EXERCISE DETAILS -
Return every line of the material below verbatim, with nothing added, dropped or changed.

SUPPLIED DATA -

══════════

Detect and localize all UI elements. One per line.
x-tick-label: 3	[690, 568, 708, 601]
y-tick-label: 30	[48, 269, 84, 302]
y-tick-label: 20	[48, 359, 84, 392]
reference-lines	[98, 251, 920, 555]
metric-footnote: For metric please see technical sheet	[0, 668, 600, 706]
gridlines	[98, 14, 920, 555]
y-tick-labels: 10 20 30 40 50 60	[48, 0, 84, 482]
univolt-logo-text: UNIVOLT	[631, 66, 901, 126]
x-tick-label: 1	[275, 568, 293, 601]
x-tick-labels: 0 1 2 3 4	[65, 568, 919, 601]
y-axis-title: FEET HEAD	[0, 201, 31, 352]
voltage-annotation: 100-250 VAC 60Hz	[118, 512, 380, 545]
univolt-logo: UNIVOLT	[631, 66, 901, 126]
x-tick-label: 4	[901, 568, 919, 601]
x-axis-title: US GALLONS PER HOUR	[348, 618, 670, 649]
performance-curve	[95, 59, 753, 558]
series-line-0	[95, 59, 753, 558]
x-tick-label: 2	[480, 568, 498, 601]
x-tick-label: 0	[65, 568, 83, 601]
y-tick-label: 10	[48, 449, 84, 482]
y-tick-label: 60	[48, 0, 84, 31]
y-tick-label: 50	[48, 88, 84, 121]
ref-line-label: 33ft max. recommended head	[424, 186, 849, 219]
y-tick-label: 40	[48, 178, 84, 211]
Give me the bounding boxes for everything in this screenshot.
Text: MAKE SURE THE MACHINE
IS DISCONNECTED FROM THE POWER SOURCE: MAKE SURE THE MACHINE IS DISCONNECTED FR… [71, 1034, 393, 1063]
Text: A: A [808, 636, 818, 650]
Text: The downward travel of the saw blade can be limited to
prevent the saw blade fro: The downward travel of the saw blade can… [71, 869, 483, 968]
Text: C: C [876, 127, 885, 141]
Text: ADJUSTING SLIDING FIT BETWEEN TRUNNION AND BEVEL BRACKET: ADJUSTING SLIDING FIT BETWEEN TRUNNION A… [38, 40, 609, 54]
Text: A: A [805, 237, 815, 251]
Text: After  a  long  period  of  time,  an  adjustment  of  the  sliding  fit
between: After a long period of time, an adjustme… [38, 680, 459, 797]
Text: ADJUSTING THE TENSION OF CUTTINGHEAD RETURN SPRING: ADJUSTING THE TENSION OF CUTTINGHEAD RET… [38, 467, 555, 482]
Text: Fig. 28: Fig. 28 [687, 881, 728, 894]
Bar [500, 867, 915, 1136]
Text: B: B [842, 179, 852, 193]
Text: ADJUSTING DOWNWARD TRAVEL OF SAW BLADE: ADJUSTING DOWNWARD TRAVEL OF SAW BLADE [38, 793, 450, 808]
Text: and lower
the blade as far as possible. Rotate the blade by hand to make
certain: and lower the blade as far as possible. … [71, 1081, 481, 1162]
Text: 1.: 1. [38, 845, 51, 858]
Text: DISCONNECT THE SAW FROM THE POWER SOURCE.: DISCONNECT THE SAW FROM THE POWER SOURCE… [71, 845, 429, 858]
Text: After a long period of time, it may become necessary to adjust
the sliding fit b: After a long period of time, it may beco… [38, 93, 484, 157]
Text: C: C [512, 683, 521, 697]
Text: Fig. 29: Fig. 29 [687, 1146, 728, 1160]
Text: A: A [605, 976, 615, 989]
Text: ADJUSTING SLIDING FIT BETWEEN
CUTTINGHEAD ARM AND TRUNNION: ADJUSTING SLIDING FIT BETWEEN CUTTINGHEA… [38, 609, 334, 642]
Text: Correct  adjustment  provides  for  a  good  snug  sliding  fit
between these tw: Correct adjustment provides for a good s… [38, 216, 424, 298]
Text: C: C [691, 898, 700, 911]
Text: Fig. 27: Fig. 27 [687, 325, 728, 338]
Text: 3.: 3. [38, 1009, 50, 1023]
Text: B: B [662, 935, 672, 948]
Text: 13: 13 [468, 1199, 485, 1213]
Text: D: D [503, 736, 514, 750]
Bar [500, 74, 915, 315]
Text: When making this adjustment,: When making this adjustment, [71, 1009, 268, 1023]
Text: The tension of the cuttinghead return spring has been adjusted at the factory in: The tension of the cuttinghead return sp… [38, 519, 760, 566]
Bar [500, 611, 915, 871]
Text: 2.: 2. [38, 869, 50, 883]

══════════

FINAL ANSWER -
Detect and localize all UI elements. One per line.
x-tick-label: 3	[690, 568, 708, 601]
y-tick-label: 30	[48, 269, 84, 302]
y-tick-label: 20	[48, 359, 84, 392]
reference-lines	[98, 251, 920, 555]
metric-footnote: For metric please see technical sheet	[0, 668, 600, 706]
gridlines	[98, 14, 920, 555]
y-tick-labels: 10 20 30 40 50 60	[48, 0, 84, 482]
univolt-logo-text: UNIVOLT	[631, 66, 901, 126]
x-tick-label: 1	[275, 568, 293, 601]
x-tick-labels: 0 1 2 3 4	[65, 568, 919, 601]
y-axis-title: FEET HEAD	[0, 201, 31, 352]
voltage-annotation: 100-250 VAC 60Hz	[118, 512, 380, 545]
univolt-logo: UNIVOLT	[631, 66, 901, 126]
x-tick-label: 4	[901, 568, 919, 601]
x-axis-title: US GALLONS PER HOUR	[348, 618, 670, 649]
performance-curve	[95, 59, 753, 558]
series-line-0	[95, 59, 753, 558]
x-tick-label: 2	[480, 568, 498, 601]
x-tick-label: 0	[65, 568, 83, 601]
y-tick-label: 10	[48, 449, 84, 482]
y-tick-label: 60	[48, 0, 84, 31]
y-tick-label: 50	[48, 88, 84, 121]
ref-line-label: 33ft max. recommended head	[424, 186, 849, 219]
y-tick-label: 40	[48, 178, 84, 211]
Give me the bounding boxes for everything in this screenshot.
Text: MAKE SURE THE MACHINE
IS DISCONNECTED FROM THE POWER SOURCE: MAKE SURE THE MACHINE IS DISCONNECTED FR… [71, 1034, 393, 1063]
Text: A: A [808, 636, 818, 650]
Text: The downward travel of the saw blade can be limited to
prevent the saw blade fro: The downward travel of the saw blade can… [71, 869, 483, 968]
Text: C: C [876, 127, 885, 141]
Text: ADJUSTING SLIDING FIT BETWEEN TRUNNION AND BEVEL BRACKET: ADJUSTING SLIDING FIT BETWEEN TRUNNION A… [38, 40, 609, 54]
Text: A: A [805, 237, 815, 251]
Text: After  a  long  period  of  time,  an  adjustment  of  the  sliding  fit
between: After a long period of time, an adjustme… [38, 680, 459, 797]
Text: ADJUSTING THE TENSION OF CUTTINGHEAD RETURN SPRING: ADJUSTING THE TENSION OF CUTTINGHEAD RET… [38, 467, 555, 482]
Text: Fig. 28: Fig. 28 [687, 881, 728, 894]
Bar [500, 867, 915, 1136]
Text: B: B [842, 179, 852, 193]
Text: ADJUSTING DOWNWARD TRAVEL OF SAW BLADE: ADJUSTING DOWNWARD TRAVEL OF SAW BLADE [38, 793, 450, 808]
Text: and lower
the blade as far as possible. Rotate the blade by hand to make
certain: and lower the blade as far as possible. … [71, 1081, 481, 1162]
Text: 1.: 1. [38, 845, 51, 858]
Text: DISCONNECT THE SAW FROM THE POWER SOURCE.: DISCONNECT THE SAW FROM THE POWER SOURCE… [71, 845, 429, 858]
Text: After a long period of time, it may become necessary to adjust
the sliding fit b: After a long period of time, it may beco… [38, 93, 484, 157]
Text: C: C [512, 683, 521, 697]
Text: Fig. 29: Fig. 29 [687, 1146, 728, 1160]
Text: A: A [605, 976, 615, 989]
Text: ADJUSTING SLIDING FIT BETWEEN
CUTTINGHEAD ARM AND TRUNNION: ADJUSTING SLIDING FIT BETWEEN CUTTINGHEA… [38, 609, 334, 642]
Text: Correct  adjustment  provides  for  a  good  snug  sliding  fit
between these tw: Correct adjustment provides for a good s… [38, 216, 424, 298]
Text: C: C [691, 898, 700, 911]
Text: Fig. 27: Fig. 27 [687, 325, 728, 338]
Text: 3.: 3. [38, 1009, 50, 1023]
Text: B: B [662, 935, 672, 948]
Text: 13: 13 [468, 1199, 485, 1213]
Text: D: D [503, 736, 514, 750]
Bar [500, 74, 915, 315]
Text: When making this adjustment,: When making this adjustment, [71, 1009, 268, 1023]
Text: The tension of the cuttinghead return spring has been adjusted at the factory in: The tension of the cuttinghead return sp… [38, 519, 760, 566]
Bar [500, 611, 915, 871]
Text: 2.: 2. [38, 869, 50, 883]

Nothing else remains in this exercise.